- _JOB_
Track down each line that has the word "COINS" and copy it.

— Start RECORD EXTRACTS —

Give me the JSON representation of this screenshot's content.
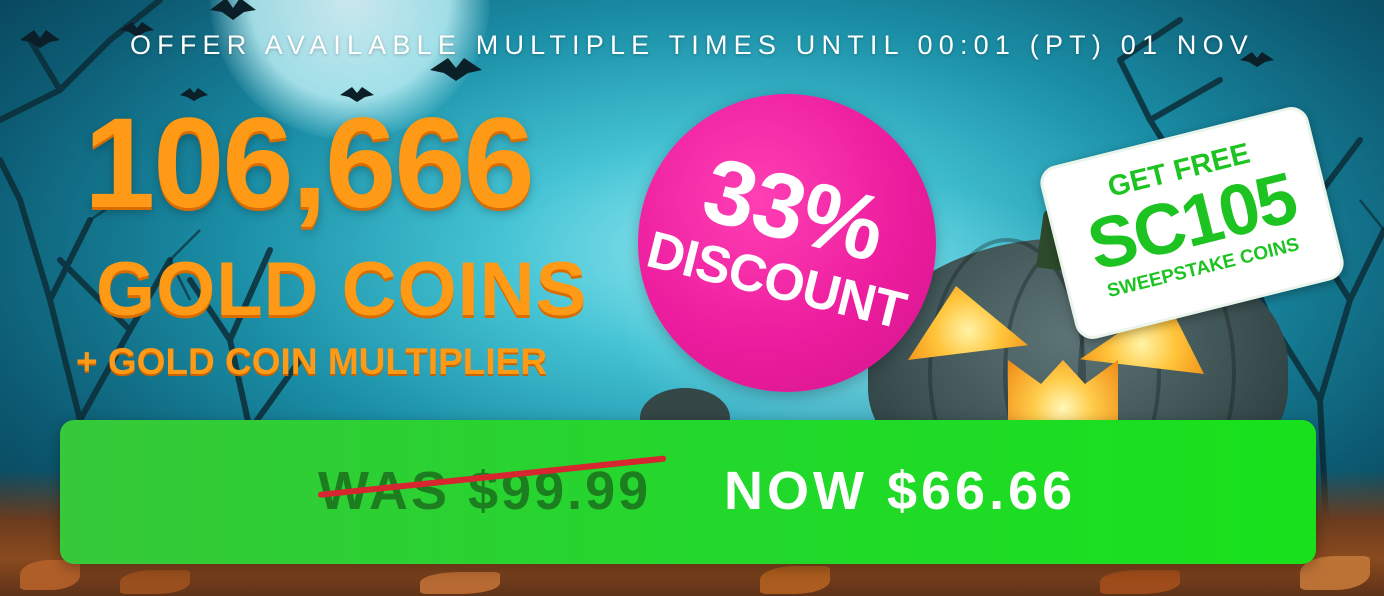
{
  "offer": {
    "headline": "OFFER AVAILABLE MULTIPLE TIMES UNTIL 00:01 (PT) 01 NOV"
  },
  "package": {
    "amount": "106,666",
    "currency_label": "GOLD COINS",
    "bonus_line": "+ GOLD COIN MULTIPLIER"
  },
  "discount_badge": {
    "percent": "33%",
    "label": "DISCOUNT",
    "color": "#ec1d9e"
  },
  "free_sc": {
    "intro": "GET FREE",
    "amount": "SC105",
    "label": "SWEEPSTAKE COINS",
    "color": "#1cc321"
  },
  "price": {
    "was": "WAS $99.99",
    "now": "NOW $66.66",
    "bar_color": "#22d82b",
    "strike_color": "#d7262f"
  },
  "theme": {
    "gold_color": "#ff9a16",
    "background_scene": "halloween-night-pumpkin"
  }
}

— End RECORD EXTRACTS —

- _EXPECTED ANSWER_
    "currency_label": "GOLD COINS",
    "label": "SWEEPSTAKE COINS",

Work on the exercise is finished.